▶ [WHAT IS ASKED]
No images are to be carried over; print all other material exactly as it stands.
# Start of PROVIDED DATA
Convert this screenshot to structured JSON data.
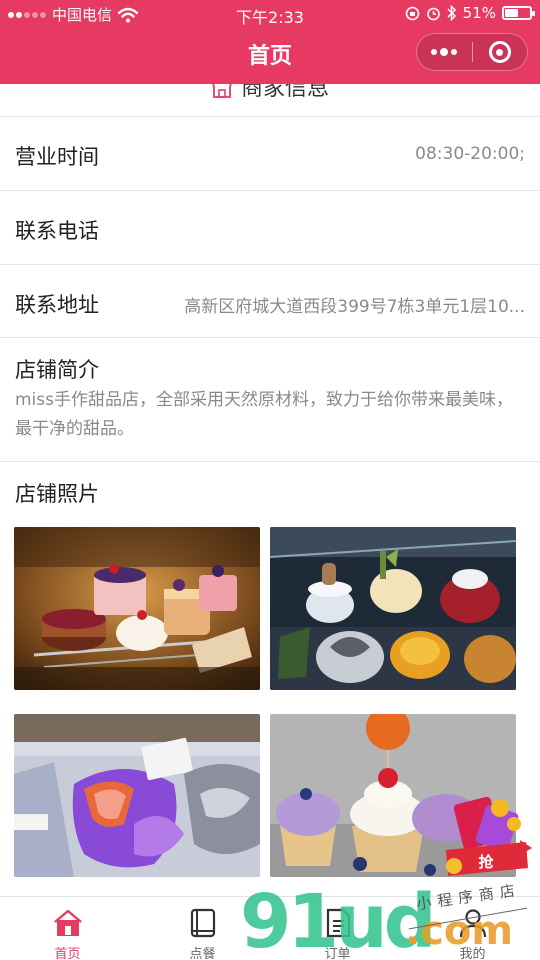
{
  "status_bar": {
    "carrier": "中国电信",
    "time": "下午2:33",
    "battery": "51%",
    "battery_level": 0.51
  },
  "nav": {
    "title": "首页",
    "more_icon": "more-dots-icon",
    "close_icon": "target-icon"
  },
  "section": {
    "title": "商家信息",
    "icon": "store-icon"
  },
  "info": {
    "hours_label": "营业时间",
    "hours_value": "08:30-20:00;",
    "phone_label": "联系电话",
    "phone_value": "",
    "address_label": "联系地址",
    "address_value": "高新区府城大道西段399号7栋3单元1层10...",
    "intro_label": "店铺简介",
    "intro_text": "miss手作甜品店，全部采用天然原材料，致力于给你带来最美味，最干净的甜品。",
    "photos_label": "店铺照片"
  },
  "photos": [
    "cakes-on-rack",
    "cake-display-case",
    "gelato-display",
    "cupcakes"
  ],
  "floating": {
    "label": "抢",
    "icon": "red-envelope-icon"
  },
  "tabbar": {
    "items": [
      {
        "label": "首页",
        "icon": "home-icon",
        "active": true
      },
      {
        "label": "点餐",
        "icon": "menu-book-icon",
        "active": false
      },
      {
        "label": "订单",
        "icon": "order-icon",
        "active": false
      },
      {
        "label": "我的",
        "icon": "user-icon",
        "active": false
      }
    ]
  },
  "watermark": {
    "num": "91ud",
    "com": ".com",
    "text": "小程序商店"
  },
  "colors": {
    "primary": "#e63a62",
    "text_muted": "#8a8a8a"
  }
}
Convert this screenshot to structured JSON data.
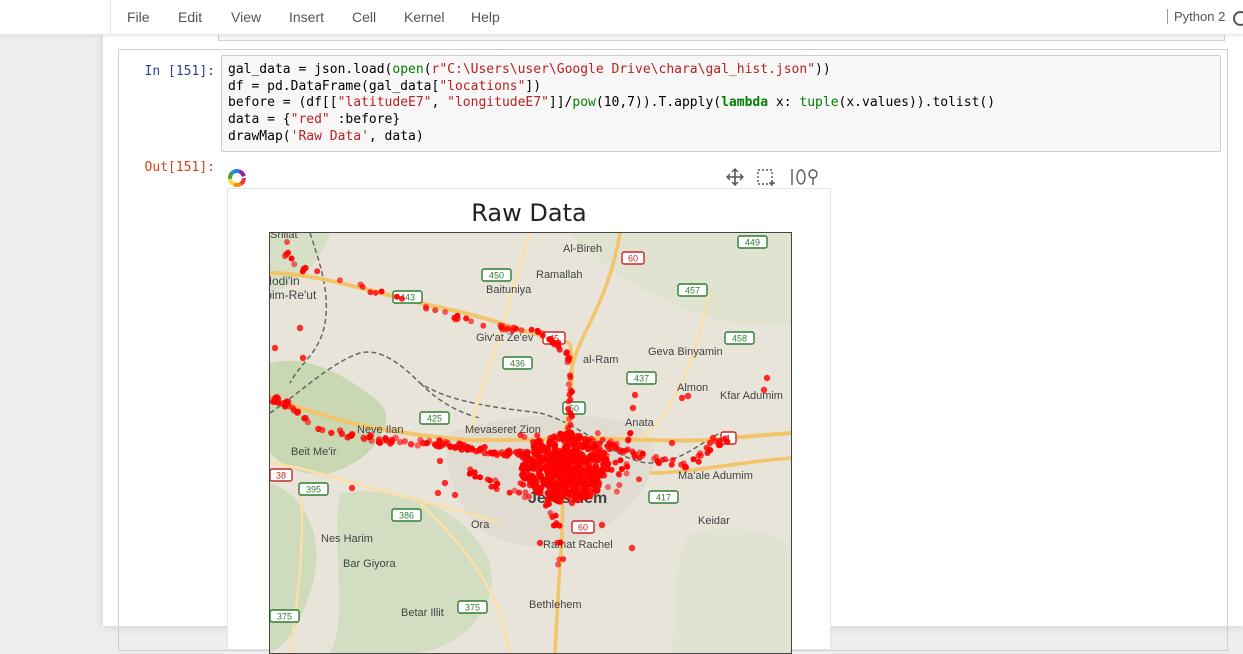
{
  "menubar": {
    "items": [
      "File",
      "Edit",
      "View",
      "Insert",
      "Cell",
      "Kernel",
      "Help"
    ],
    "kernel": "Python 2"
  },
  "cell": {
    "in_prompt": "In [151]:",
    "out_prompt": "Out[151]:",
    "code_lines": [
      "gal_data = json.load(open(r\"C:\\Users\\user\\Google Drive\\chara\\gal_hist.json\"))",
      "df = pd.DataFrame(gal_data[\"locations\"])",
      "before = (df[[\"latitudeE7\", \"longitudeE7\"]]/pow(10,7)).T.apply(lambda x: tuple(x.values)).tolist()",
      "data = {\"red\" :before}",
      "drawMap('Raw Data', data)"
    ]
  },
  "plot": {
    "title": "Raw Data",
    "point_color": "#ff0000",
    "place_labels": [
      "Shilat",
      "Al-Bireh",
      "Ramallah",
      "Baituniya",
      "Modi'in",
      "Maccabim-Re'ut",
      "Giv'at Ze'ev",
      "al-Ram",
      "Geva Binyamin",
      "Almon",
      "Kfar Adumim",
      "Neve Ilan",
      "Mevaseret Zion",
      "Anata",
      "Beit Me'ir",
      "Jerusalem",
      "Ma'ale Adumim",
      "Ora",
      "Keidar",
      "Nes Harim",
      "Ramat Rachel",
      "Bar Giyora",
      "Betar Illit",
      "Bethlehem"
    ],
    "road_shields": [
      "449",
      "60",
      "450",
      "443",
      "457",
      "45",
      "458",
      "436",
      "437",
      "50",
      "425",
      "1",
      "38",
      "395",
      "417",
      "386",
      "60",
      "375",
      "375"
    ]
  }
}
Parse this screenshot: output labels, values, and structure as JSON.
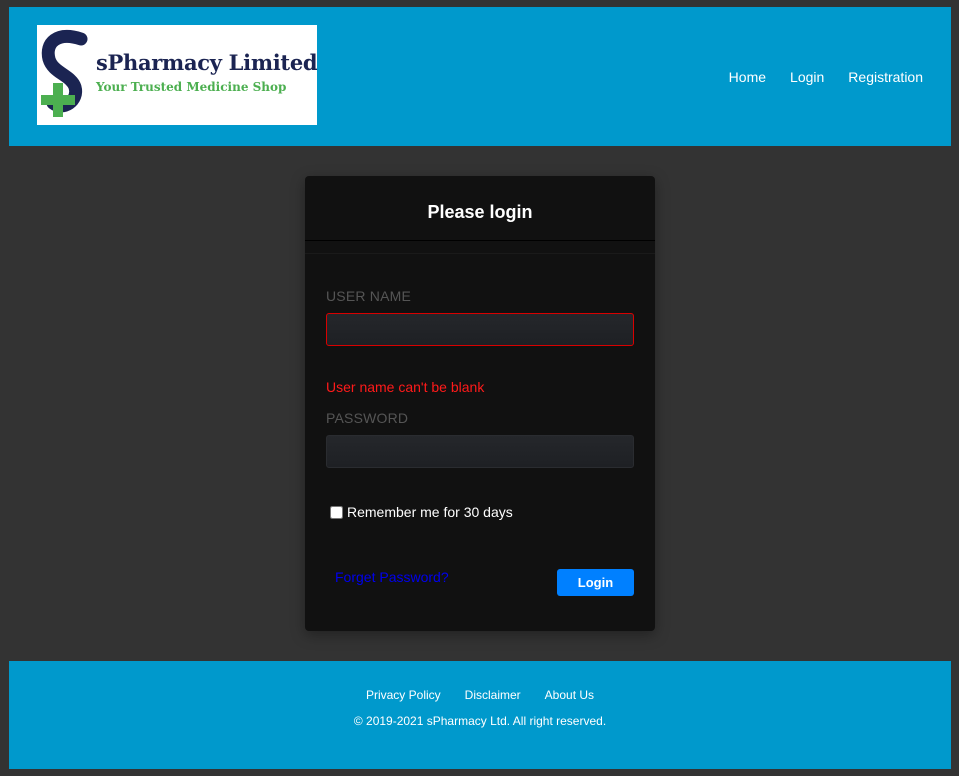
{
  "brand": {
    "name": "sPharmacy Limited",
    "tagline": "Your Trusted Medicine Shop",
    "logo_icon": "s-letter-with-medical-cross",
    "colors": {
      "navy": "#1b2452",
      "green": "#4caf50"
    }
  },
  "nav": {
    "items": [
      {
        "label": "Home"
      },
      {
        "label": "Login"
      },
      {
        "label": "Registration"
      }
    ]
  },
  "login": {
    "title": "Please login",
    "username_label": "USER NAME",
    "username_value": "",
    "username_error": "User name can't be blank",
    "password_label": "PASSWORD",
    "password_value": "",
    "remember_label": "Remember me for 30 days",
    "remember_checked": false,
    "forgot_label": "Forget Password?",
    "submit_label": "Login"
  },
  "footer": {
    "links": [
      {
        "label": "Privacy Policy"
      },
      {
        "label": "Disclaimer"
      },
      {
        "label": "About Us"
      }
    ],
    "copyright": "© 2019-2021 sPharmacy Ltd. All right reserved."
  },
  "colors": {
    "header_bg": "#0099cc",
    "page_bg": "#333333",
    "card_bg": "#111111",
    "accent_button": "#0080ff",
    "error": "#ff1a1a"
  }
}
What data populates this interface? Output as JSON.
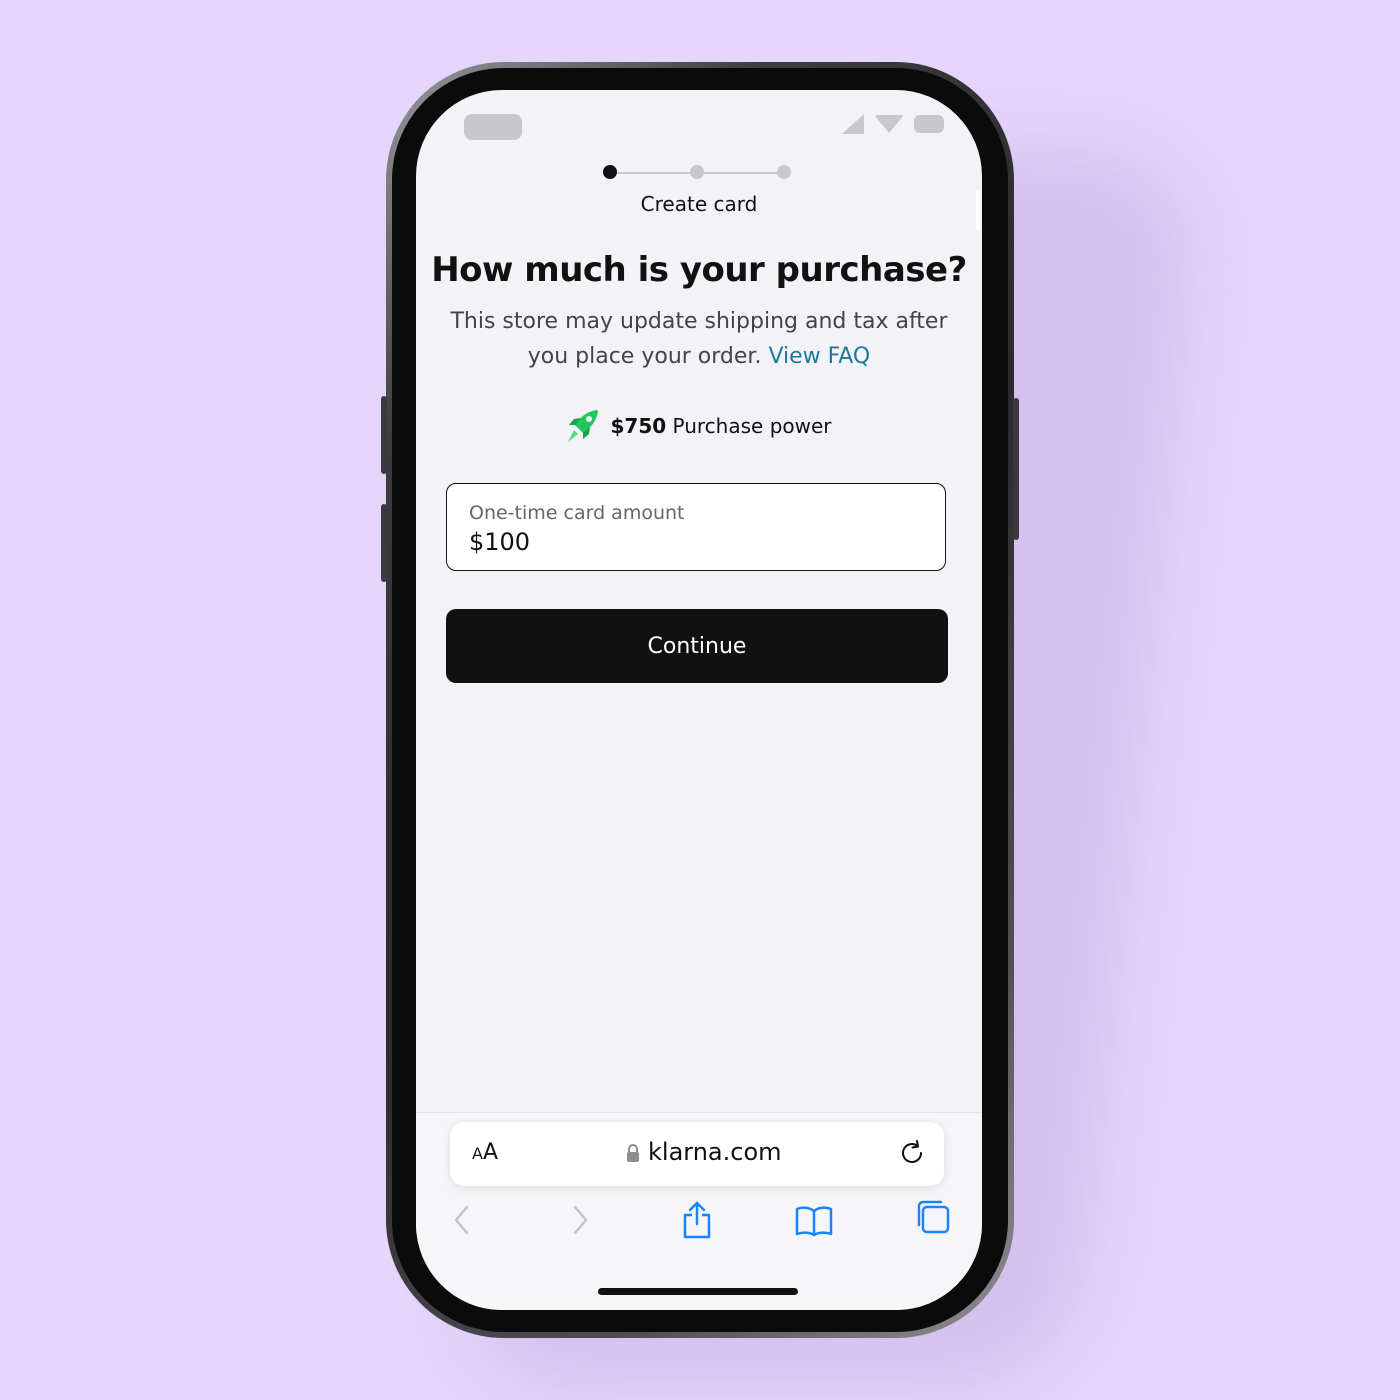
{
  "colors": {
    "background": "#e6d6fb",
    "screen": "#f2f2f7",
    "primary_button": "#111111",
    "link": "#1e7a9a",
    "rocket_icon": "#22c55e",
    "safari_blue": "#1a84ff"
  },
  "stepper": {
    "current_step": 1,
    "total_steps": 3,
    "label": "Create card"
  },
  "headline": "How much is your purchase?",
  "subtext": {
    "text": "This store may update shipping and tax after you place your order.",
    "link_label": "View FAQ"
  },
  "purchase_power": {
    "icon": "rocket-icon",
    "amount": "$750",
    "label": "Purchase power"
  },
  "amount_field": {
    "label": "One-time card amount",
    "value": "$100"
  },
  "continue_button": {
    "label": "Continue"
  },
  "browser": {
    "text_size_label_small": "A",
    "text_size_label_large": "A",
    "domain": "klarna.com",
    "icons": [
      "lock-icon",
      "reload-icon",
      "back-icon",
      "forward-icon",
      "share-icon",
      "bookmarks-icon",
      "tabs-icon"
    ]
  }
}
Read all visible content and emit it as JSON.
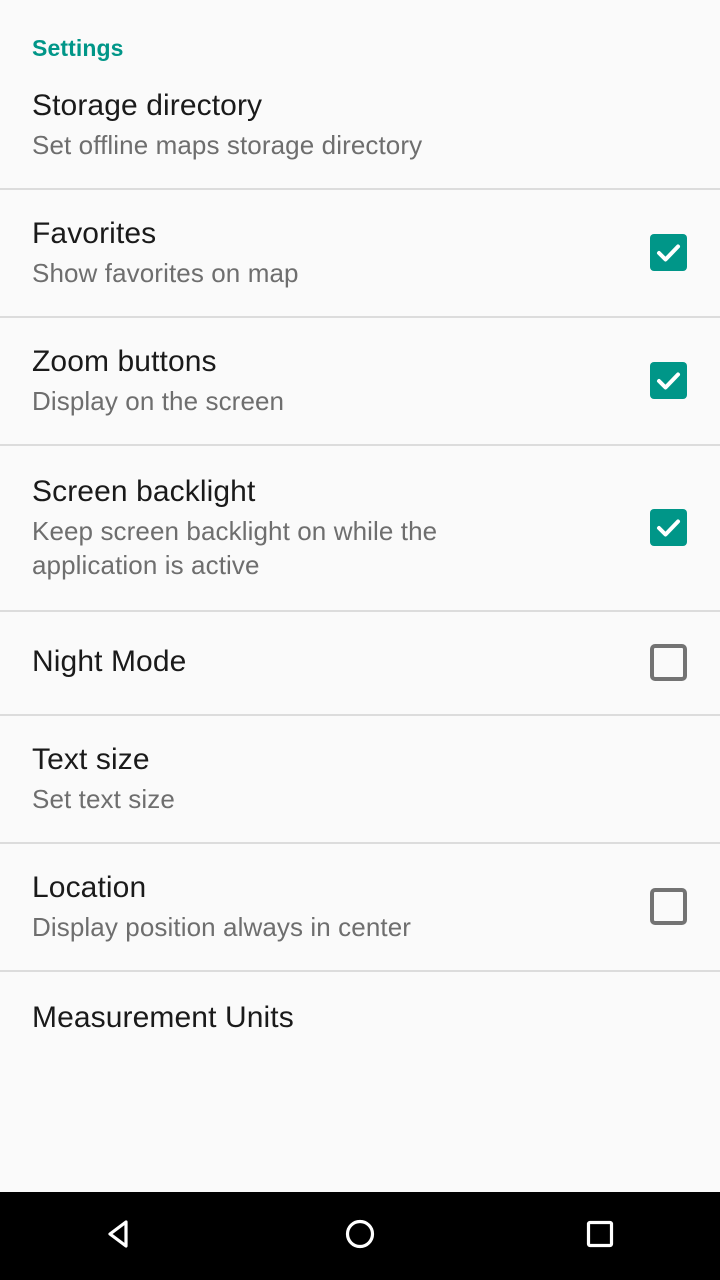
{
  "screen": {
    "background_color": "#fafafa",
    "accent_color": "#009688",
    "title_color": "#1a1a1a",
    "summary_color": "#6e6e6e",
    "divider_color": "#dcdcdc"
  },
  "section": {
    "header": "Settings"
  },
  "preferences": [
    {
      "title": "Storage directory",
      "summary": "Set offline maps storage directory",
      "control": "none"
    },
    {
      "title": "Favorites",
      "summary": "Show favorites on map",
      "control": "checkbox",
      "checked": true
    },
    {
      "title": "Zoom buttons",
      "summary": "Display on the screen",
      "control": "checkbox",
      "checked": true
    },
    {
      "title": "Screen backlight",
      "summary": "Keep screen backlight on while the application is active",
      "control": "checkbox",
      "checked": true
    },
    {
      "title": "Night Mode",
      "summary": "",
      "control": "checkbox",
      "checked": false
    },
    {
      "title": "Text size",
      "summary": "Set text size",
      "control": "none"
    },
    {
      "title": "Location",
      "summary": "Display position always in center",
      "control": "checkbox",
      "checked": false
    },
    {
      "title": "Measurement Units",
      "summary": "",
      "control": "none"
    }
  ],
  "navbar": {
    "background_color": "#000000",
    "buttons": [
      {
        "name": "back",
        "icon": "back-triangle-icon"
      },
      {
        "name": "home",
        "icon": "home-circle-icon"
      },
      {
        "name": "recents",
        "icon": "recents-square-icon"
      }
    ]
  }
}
# End of PROVIDED DATA
▶ [WRITTEN REPLY]
Convert this screenshot to structured JSON data.
{
  "status_bar": {
    "carrier": "中国电信",
    "time": "下午2:33",
    "battery": "51%",
    "battery_level": 0.51
  },
  "nav": {
    "title": "首页",
    "more_icon": "more-dots-icon",
    "close_icon": "target-icon"
  },
  "section": {
    "title": "商家信息",
    "icon": "store-icon"
  },
  "info": {
    "hours_label": "营业时间",
    "hours_value": "08:30-20:00;",
    "phone_label": "联系电话",
    "phone_value": "",
    "address_label": "联系地址",
    "address_value": "高新区府城大道西段399号7栋3单元1层10...",
    "intro_label": "店铺简介",
    "intro_text": "miss手作甜品店，全部采用天然原材料，致力于给你带来最美味，最干净的甜品。",
    "photos_label": "店铺照片"
  },
  "photos": [
    "cakes-on-rack",
    "cake-display-case",
    "gelato-display",
    "cupcakes"
  ],
  "floating": {
    "label": "抢",
    "icon": "red-envelope-icon"
  },
  "tabbar": {
    "items": [
      {
        "label": "首页",
        "icon": "home-icon",
        "active": true
      },
      {
        "label": "点餐",
        "icon": "menu-book-icon",
        "active": false
      },
      {
        "label": "订单",
        "icon": "order-icon",
        "active": false
      },
      {
        "label": "我的",
        "icon": "user-icon",
        "active": false
      }
    ]
  },
  "watermark": {
    "num": "91ud",
    "com": ".com",
    "text": "小程序商店"
  },
  "colors": {
    "primary": "#e63a62",
    "text_muted": "#8a8a8a"
  }
}
Convert this screenshot to structured JSON data.
{
  "menubar": {
    "items": [
      "File",
      "Edit",
      "View",
      "Insert",
      "Cell",
      "Kernel",
      "Help"
    ],
    "kernel": "Python 2"
  },
  "cell": {
    "in_prompt": "In [151]:",
    "out_prompt": "Out[151]:",
    "code_lines": [
      "gal_data = json.load(open(r\"C:\\Users\\user\\Google Drive\\chara\\gal_hist.json\"))",
      "df = pd.DataFrame(gal_data[\"locations\"])",
      "before = (df[[\"latitudeE7\", \"longitudeE7\"]]/pow(10,7)).T.apply(lambda x: tuple(x.values)).tolist()",
      "data = {\"red\" :before}",
      "drawMap('Raw Data', data)"
    ]
  },
  "plot": {
    "title": "Raw Data",
    "point_color": "#ff0000",
    "place_labels": [
      "Shilat",
      "Al-Bireh",
      "Ramallah",
      "Baituniya",
      "Modi'in",
      "Maccabim-Re'ut",
      "Giv'at Ze'ev",
      "al-Ram",
      "Geva Binyamin",
      "Almon",
      "Kfar Adumim",
      "Neve Ilan",
      "Mevaseret Zion",
      "Anata",
      "Beit Me'ir",
      "Jerusalem",
      "Ma'ale Adumim",
      "Ora",
      "Keidar",
      "Nes Harim",
      "Ramat Rachel",
      "Bar Giyora",
      "Betar Illit",
      "Bethlehem"
    ],
    "road_shields": [
      "449",
      "60",
      "450",
      "443",
      "457",
      "45",
      "458",
      "436",
      "437",
      "50",
      "425",
      "1",
      "38",
      "395",
      "417",
      "386",
      "60",
      "375",
      "375"
    ]
  }
}
Parse this screenshot: output labels, values, and structure as JSON.
{
  "brand": {
    "name": "sPharmacy Limited",
    "tagline": "Your Trusted Medicine Shop",
    "logo_icon": "s-letter-with-medical-cross",
    "colors": {
      "navy": "#1b2452",
      "green": "#4caf50"
    }
  },
  "nav": {
    "items": [
      {
        "label": "Home"
      },
      {
        "label": "Login"
      },
      {
        "label": "Registration"
      }
    ]
  },
  "login": {
    "title": "Please login",
    "username_label": "USER NAME",
    "username_value": "",
    "username_error": "User name can't be blank",
    "password_label": "PASSWORD",
    "password_value": "",
    "remember_label": "Remember me for 30 days",
    "remember_checked": false,
    "forgot_label": "Forget Password?",
    "submit_label": "Login"
  },
  "footer": {
    "links": [
      {
        "label": "Privacy Policy"
      },
      {
        "label": "Disclaimer"
      },
      {
        "label": "About Us"
      }
    ],
    "copyright": "© 2019-2021 sPharmacy Ltd. All right reserved."
  },
  "colors": {
    "header_bg": "#0099cc",
    "page_bg": "#333333",
    "card_bg": "#111111",
    "accent_button": "#0080ff",
    "error": "#ff1a1a"
  }
}
What data populates this interface? Output as JSON.
{
  "colors": {
    "background": "#e6d6fb",
    "screen": "#f2f2f7",
    "primary_button": "#111111",
    "link": "#1e7a9a",
    "rocket_icon": "#22c55e",
    "safari_blue": "#1a84ff"
  },
  "stepper": {
    "current_step": 1,
    "total_steps": 3,
    "label": "Create card"
  },
  "headline": "How much is your purchase?",
  "subtext": {
    "text": "This store may update shipping and tax after you place your order.",
    "link_label": "View FAQ"
  },
  "purchase_power": {
    "icon": "rocket-icon",
    "amount": "$750",
    "label": "Purchase power"
  },
  "amount_field": {
    "label": "One-time card amount",
    "value": "$100"
  },
  "continue_button": {
    "label": "Continue"
  },
  "browser": {
    "text_size_label_small": "A",
    "text_size_label_large": "A",
    "domain": "klarna.com",
    "icons": [
      "lock-icon",
      "reload-icon",
      "back-icon",
      "forward-icon",
      "share-icon",
      "bookmarks-icon",
      "tabs-icon"
    ]
  }
}
Read all visible content and emit it as JSON.
{
  "screen": {
    "background_color": "#fafafa",
    "accent_color": "#009688",
    "title_color": "#1a1a1a",
    "summary_color": "#6e6e6e",
    "divider_color": "#dcdcdc"
  },
  "section": {
    "header": "Settings"
  },
  "preferences": [
    {
      "title": "Storage directory",
      "summary": "Set offline maps storage directory",
      "control": "none"
    },
    {
      "title": "Favorites",
      "summary": "Show favorites on map",
      "control": "checkbox",
      "checked": true
    },
    {
      "title": "Zoom buttons",
      "summary": "Display on the screen",
      "control": "checkbox",
      "checked": true
    },
    {
      "title": "Screen backlight",
      "summary": "Keep screen backlight on while the application is active",
      "control": "checkbox",
      "checked": true
    },
    {
      "title": "Night Mode",
      "summary": "",
      "control": "checkbox",
      "checked": false
    },
    {
      "title": "Text size",
      "summary": "Set text size",
      "control": "none"
    },
    {
      "title": "Location",
      "summary": "Display position always in center",
      "control": "checkbox",
      "checked": false
    },
    {
      "title": "Measurement Units",
      "summary": "",
      "control": "none"
    }
  ],
  "navbar": {
    "background_color": "#000000",
    "buttons": [
      {
        "name": "back",
        "icon": "back-triangle-icon"
      },
      {
        "name": "home",
        "icon": "home-circle-icon"
      },
      {
        "name": "recents",
        "icon": "recents-square-icon"
      }
    ]
  }
}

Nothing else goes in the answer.